## Start

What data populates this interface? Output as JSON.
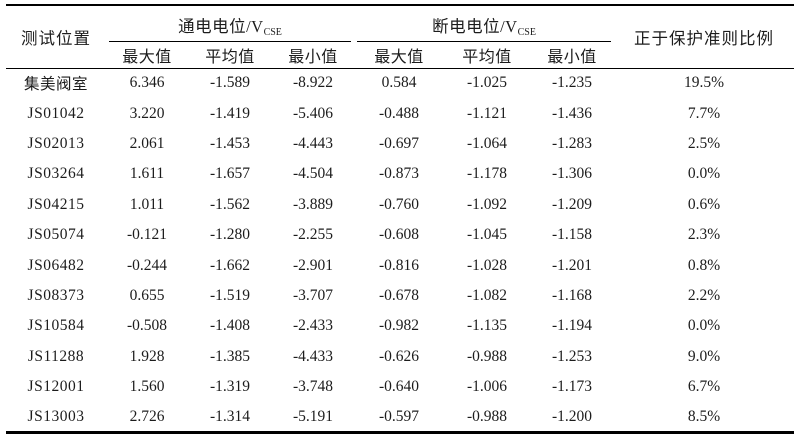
{
  "table": {
    "col1_header": "测试位置",
    "group1": {
      "label": "通电电位/V",
      "sub": "CSE"
    },
    "group2": {
      "label": "断电电位/V",
      "sub": "CSE"
    },
    "subheaders": [
      "最大值",
      "平均值",
      "最小值",
      "最大值",
      "平均值",
      "最小值"
    ],
    "last_header": "正于保护准则比例",
    "row_keys": [
      "loc",
      "on_max",
      "on_avg",
      "on_min",
      "off_max",
      "off_avg",
      "off_min",
      "pct"
    ],
    "rows": [
      {
        "loc": "集美阀室",
        "on_max": "6.346",
        "on_avg": "-1.589",
        "on_min": "-8.922",
        "off_max": "0.584",
        "off_avg": "-1.025",
        "off_min": "-1.235",
        "pct": "19.5%"
      },
      {
        "loc": "JS01042",
        "on_max": "3.220",
        "on_avg": "-1.419",
        "on_min": "-5.406",
        "off_max": "-0.488",
        "off_avg": "-1.121",
        "off_min": "-1.436",
        "pct": "7.7%"
      },
      {
        "loc": "JS02013",
        "on_max": "2.061",
        "on_avg": "-1.453",
        "on_min": "-4.443",
        "off_max": "-0.697",
        "off_avg": "-1.064",
        "off_min": "-1.283",
        "pct": "2.5%"
      },
      {
        "loc": "JS03264",
        "on_max": "1.611",
        "on_avg": "-1.657",
        "on_min": "-4.504",
        "off_max": "-0.873",
        "off_avg": "-1.178",
        "off_min": "-1.306",
        "pct": "0.0%"
      },
      {
        "loc": "JS04215",
        "on_max": "1.011",
        "on_avg": "-1.562",
        "on_min": "-3.889",
        "off_max": "-0.760",
        "off_avg": "-1.092",
        "off_min": "-1.209",
        "pct": "0.6%"
      },
      {
        "loc": "JS05074",
        "on_max": "-0.121",
        "on_avg": "-1.280",
        "on_min": "-2.255",
        "off_max": "-0.608",
        "off_avg": "-1.045",
        "off_min": "-1.158",
        "pct": "2.3%"
      },
      {
        "loc": "JS06482",
        "on_max": "-0.244",
        "on_avg": "-1.662",
        "on_min": "-2.901",
        "off_max": "-0.816",
        "off_avg": "-1.028",
        "off_min": "-1.201",
        "pct": "0.8%"
      },
      {
        "loc": "JS08373",
        "on_max": "0.655",
        "on_avg": "-1.519",
        "on_min": "-3.707",
        "off_max": "-0.678",
        "off_avg": "-1.082",
        "off_min": "-1.168",
        "pct": "2.2%"
      },
      {
        "loc": "JS10584",
        "on_max": "-0.508",
        "on_avg": "-1.408",
        "on_min": "-2.433",
        "off_max": "-0.982",
        "off_avg": "-1.135",
        "off_min": "-1.194",
        "pct": "0.0%"
      },
      {
        "loc": "JS11288",
        "on_max": "1.928",
        "on_avg": "-1.385",
        "on_min": "-4.433",
        "off_max": "-0.626",
        "off_avg": "-0.988",
        "off_min": "-1.253",
        "pct": "9.0%"
      },
      {
        "loc": "JS12001",
        "on_max": "1.560",
        "on_avg": "-1.319",
        "on_min": "-3.748",
        "off_max": "-0.640",
        "off_avg": "-1.006",
        "off_min": "-1.173",
        "pct": "6.7%"
      },
      {
        "loc": "JS13003",
        "on_max": "2.726",
        "on_avg": "-1.314",
        "on_min": "-5.191",
        "off_max": "-0.597",
        "off_avg": "-0.988",
        "off_min": "-1.200",
        "pct": "8.5%"
      }
    ]
  }
}
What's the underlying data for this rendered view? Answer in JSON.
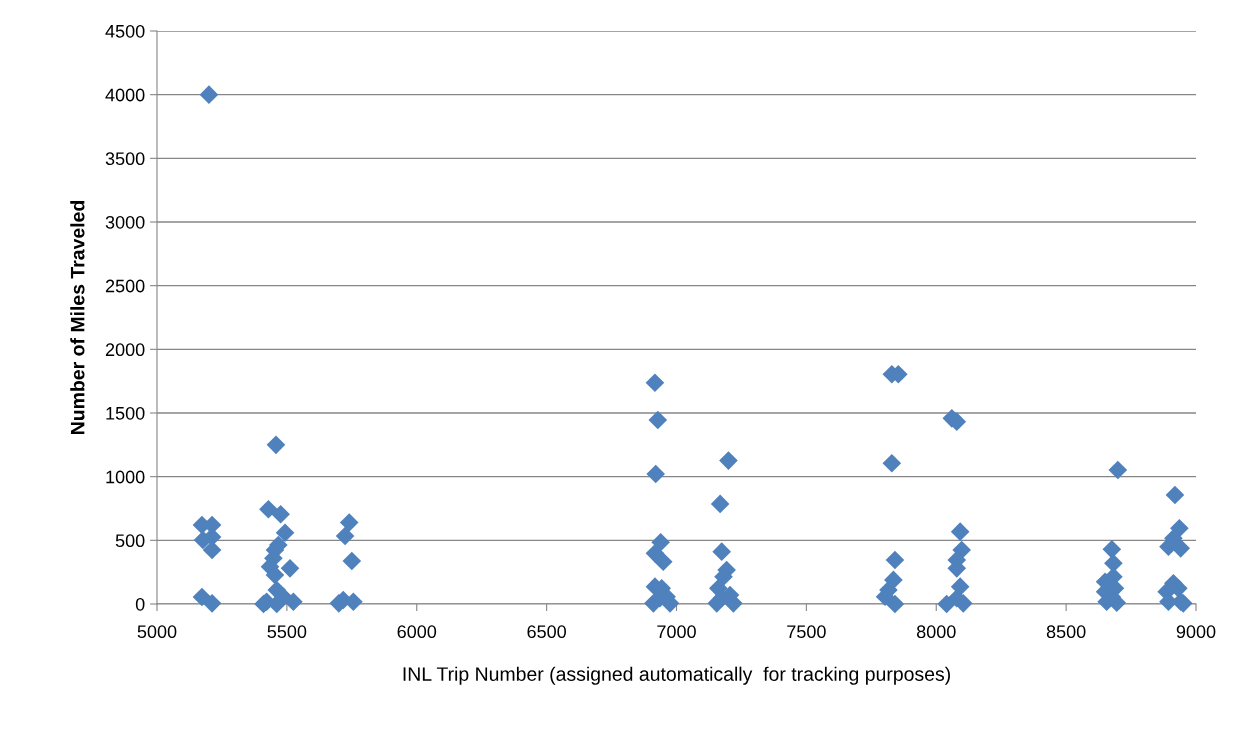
{
  "chart_data": {
    "type": "scatter",
    "xlabel": "INL Trip Number (assigned automatically  for tracking purposes)",
    "ylabel": "Number of Miles Traveled",
    "xlim": [
      5000,
      9000
    ],
    "xticks": [
      5000,
      5500,
      6000,
      6500,
      7000,
      7500,
      8000,
      8500,
      9000
    ],
    "ylim": [
      0,
      4500
    ],
    "yticks": [
      0,
      500,
      1000,
      1500,
      2000,
      2500,
      3000,
      3500,
      4000,
      4500
    ],
    "grid": "y",
    "marker": "diamond",
    "series": [
      {
        "color": "#4f81bd",
        "x": [
          5200,
          5173,
          5212,
          5177,
          5212,
          5212,
          5173,
          5212,
          5458,
          5429,
          5476,
          5493,
          5467,
          5454,
          5448,
          5435,
          5512,
          5454,
          5461,
          5422,
          5486,
          5525,
          5461,
          5410,
          5740,
          5724,
          5750,
          5717,
          5756,
          5700,
          6917,
          6928,
          6920,
          6939,
          6917,
          6949,
          6917,
          6943,
          6911,
          6962,
          6936,
          6975,
          7200,
          7168,
          7174,
          7193,
          7181,
          7161,
          7206,
          7155,
          7219,
          7174,
          7829,
          7854,
          7829,
          7841,
          7835,
          7816,
          7803,
          7841,
          8060,
          8079,
          8092,
          8098,
          8079,
          8079,
          8092,
          8104,
          8079,
          8040,
          8699,
          8676,
          8682,
          8682,
          8650,
          8688,
          8650,
          8656,
          8695,
          8676,
          8919,
          8936,
          8913,
          8894,
          8941,
          8913,
          8932,
          8887,
          8894,
          8941,
          8951
        ],
        "values": [
          4000,
          620,
          620,
          503,
          526,
          424,
          55,
          5,
          1250,
          744,
          705,
          560,
          463,
          424,
          359,
          293,
          280,
          228,
          110,
          18,
          57,
          18,
          0,
          0,
          640,
          534,
          338,
          31,
          18,
          5,
          1738,
          1445,
          1021,
          485,
          398,
          332,
          136,
          123,
          5,
          57,
          45,
          5,
          1126,
          786,
          411,
          267,
          214,
          123,
          71,
          5,
          5,
          45,
          1804,
          1804,
          1105,
          346,
          189,
          110,
          57,
          0,
          1458,
          1432,
          568,
          424,
          346,
          280,
          136,
          5,
          45,
          0,
          1052,
          429,
          320,
          214,
          175,
          123,
          97,
          18,
          10,
          55,
          856,
          595,
          516,
          450,
          437,
          162,
          123,
          97,
          18,
          18,
          5
        ]
      }
    ]
  }
}
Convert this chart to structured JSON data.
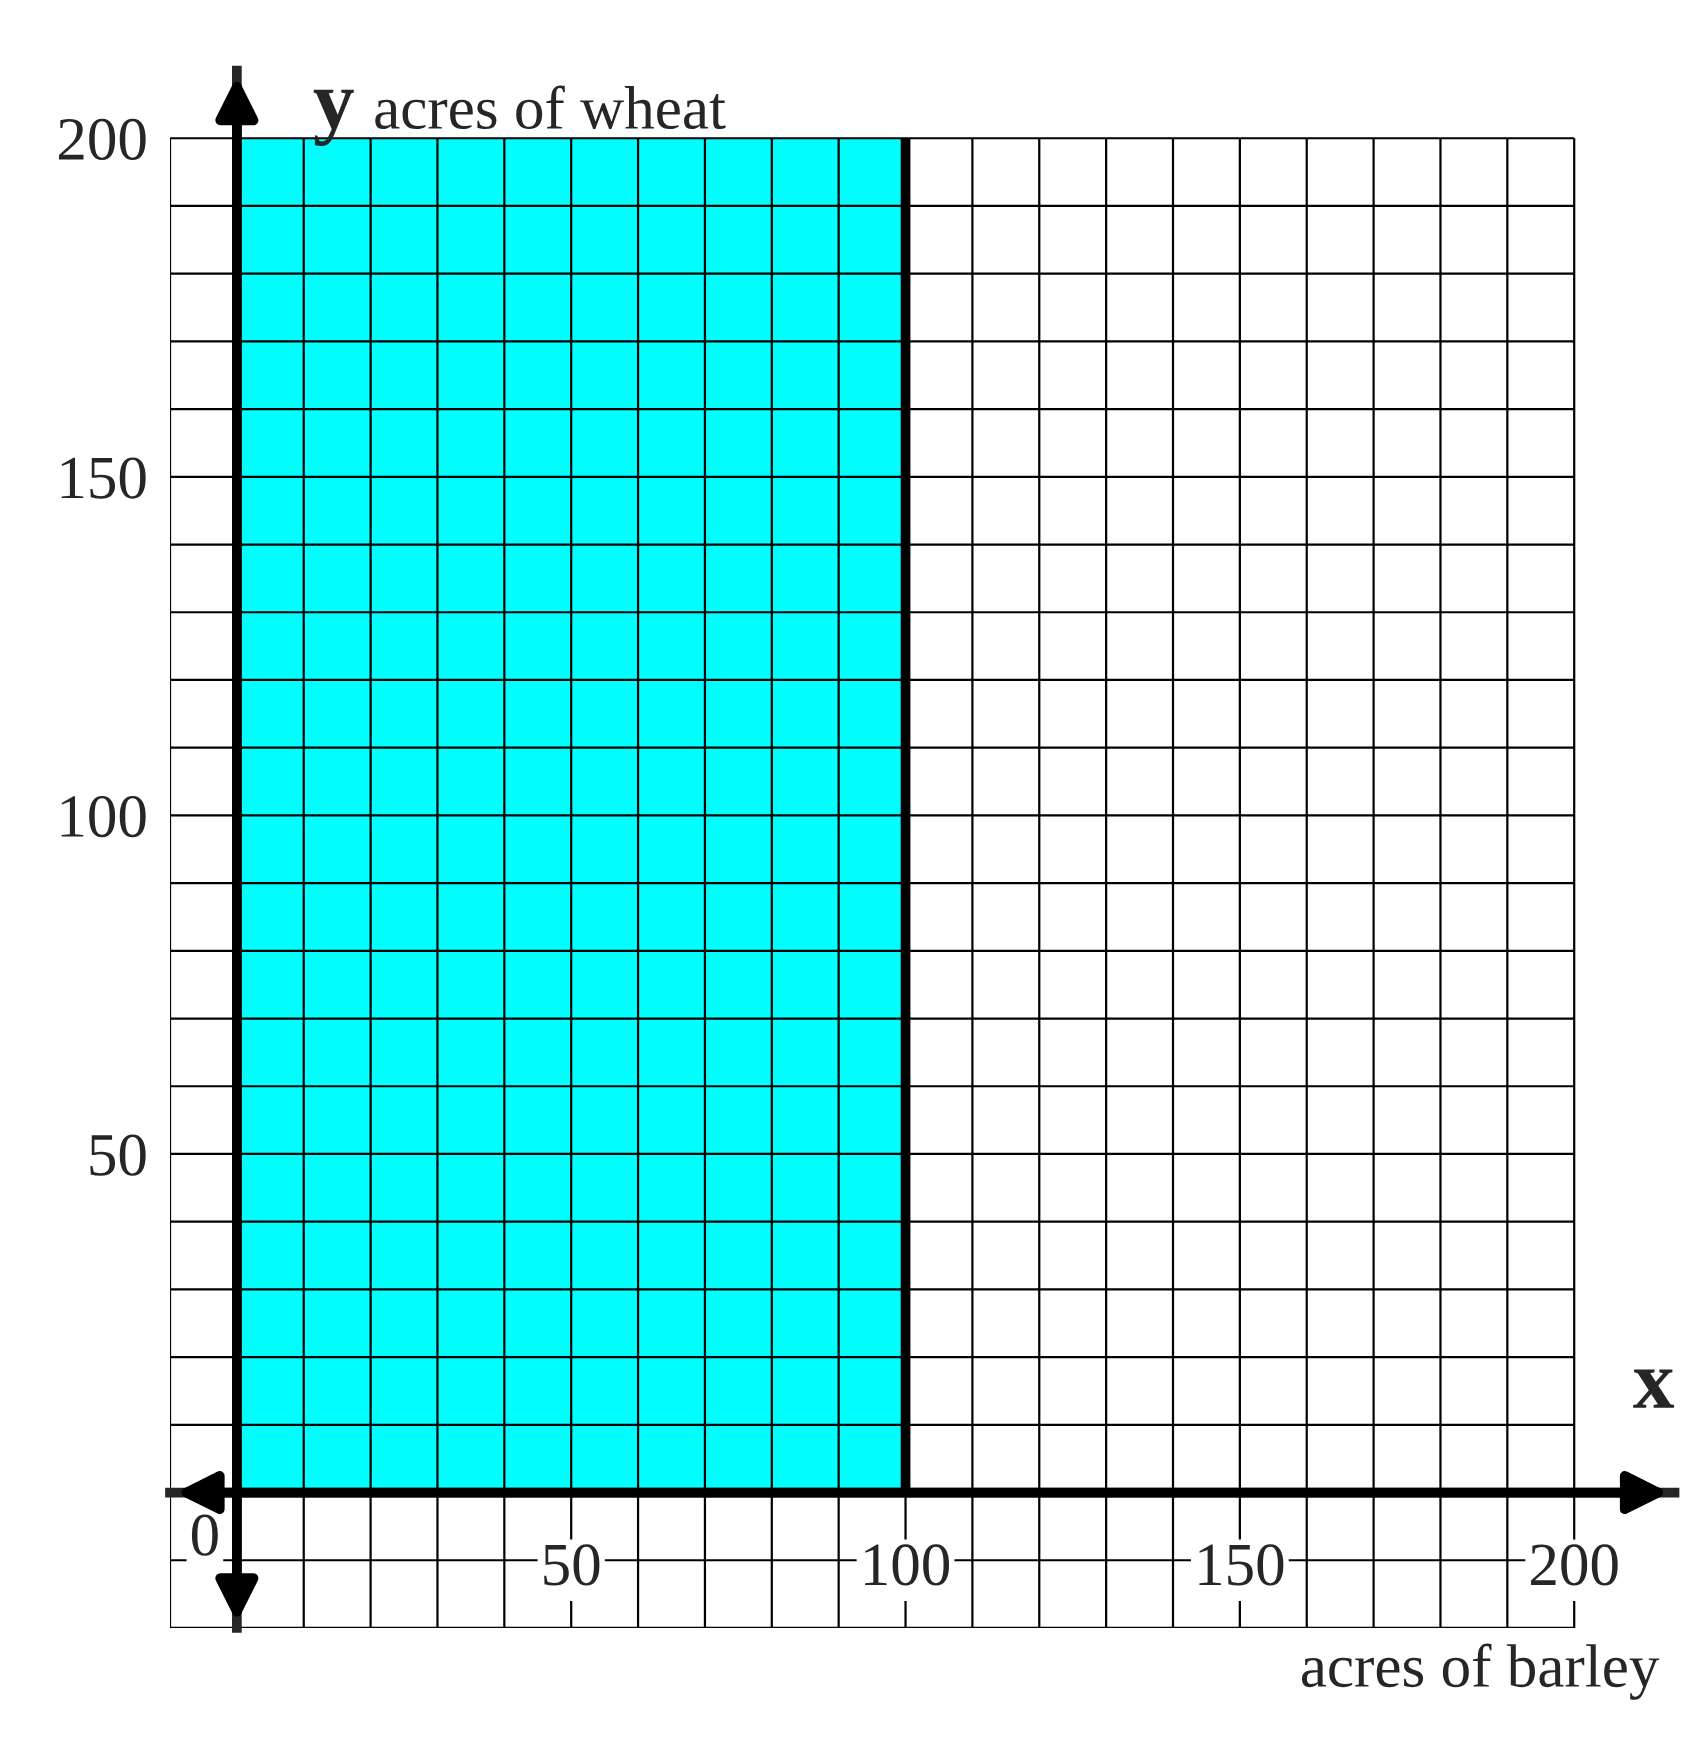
{
  "chart_data": {
    "type": "area",
    "xlabel": "acres of barley",
    "ylabel": "acres of wheat",
    "annotations": [
      "x",
      "y",
      "0"
    ],
    "series": [
      {
        "x": [
          0,
          100
        ],
        "values": [
          200,
          200
        ],
        "color": "#00ffff"
      }
    ],
    "ref_lines": [
      {
        "axis": "x",
        "value": 100,
        "color": "#000000"
      }
    ],
    "xlim": [
      -10,
      215
    ],
    "ylim": [
      -20,
      210
    ],
    "xticks": [
      {
        "value": -10,
        "label": null
      },
      {
        "value": 0,
        "label": null
      },
      {
        "value": 10,
        "label": null
      },
      {
        "value": 20,
        "label": null
      },
      {
        "value": 30,
        "label": null
      },
      {
        "value": 40,
        "label": null
      },
      50,
      {
        "value": 60,
        "label": null
      },
      {
        "value": 70,
        "label": null
      },
      {
        "value": 80,
        "label": null
      },
      {
        "value": 90,
        "label": null
      },
      100,
      {
        "value": 110,
        "label": null
      },
      {
        "value": 120,
        "label": null
      },
      {
        "value": 130,
        "label": null
      },
      {
        "value": 140,
        "label": null
      },
      150,
      {
        "value": 160,
        "label": null
      },
      {
        "value": 170,
        "label": null
      },
      {
        "value": 180,
        "label": null
      },
      {
        "value": 190,
        "label": null
      },
      200
    ],
    "yticks": [
      {
        "value": -20,
        "label": null
      },
      {
        "value": -10,
        "label": null
      },
      {
        "value": 10,
        "label": null
      },
      {
        "value": 20,
        "label": null
      },
      {
        "value": 30,
        "label": null
      },
      {
        "value": 40,
        "label": null
      },
      50,
      {
        "value": 60,
        "label": null
      },
      {
        "value": 70,
        "label": null
      },
      {
        "value": 80,
        "label": null
      },
      {
        "value": 90,
        "label": null
      },
      100,
      {
        "value": 110,
        "label": null
      },
      {
        "value": 120,
        "label": null
      },
      {
        "value": 130,
        "label": null
      },
      {
        "value": 140,
        "label": null
      },
      150,
      {
        "value": 160,
        "label": null
      },
      {
        "value": 170,
        "label": null
      },
      {
        "value": 180,
        "label": null
      },
      {
        "value": 190,
        "label": null
      },
      200
    ],
    "grid": true
  }
}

## End

**Exercise requirements**
Give nothing but the count of lines in the listing above that hold the string "What".

**Correct output**
2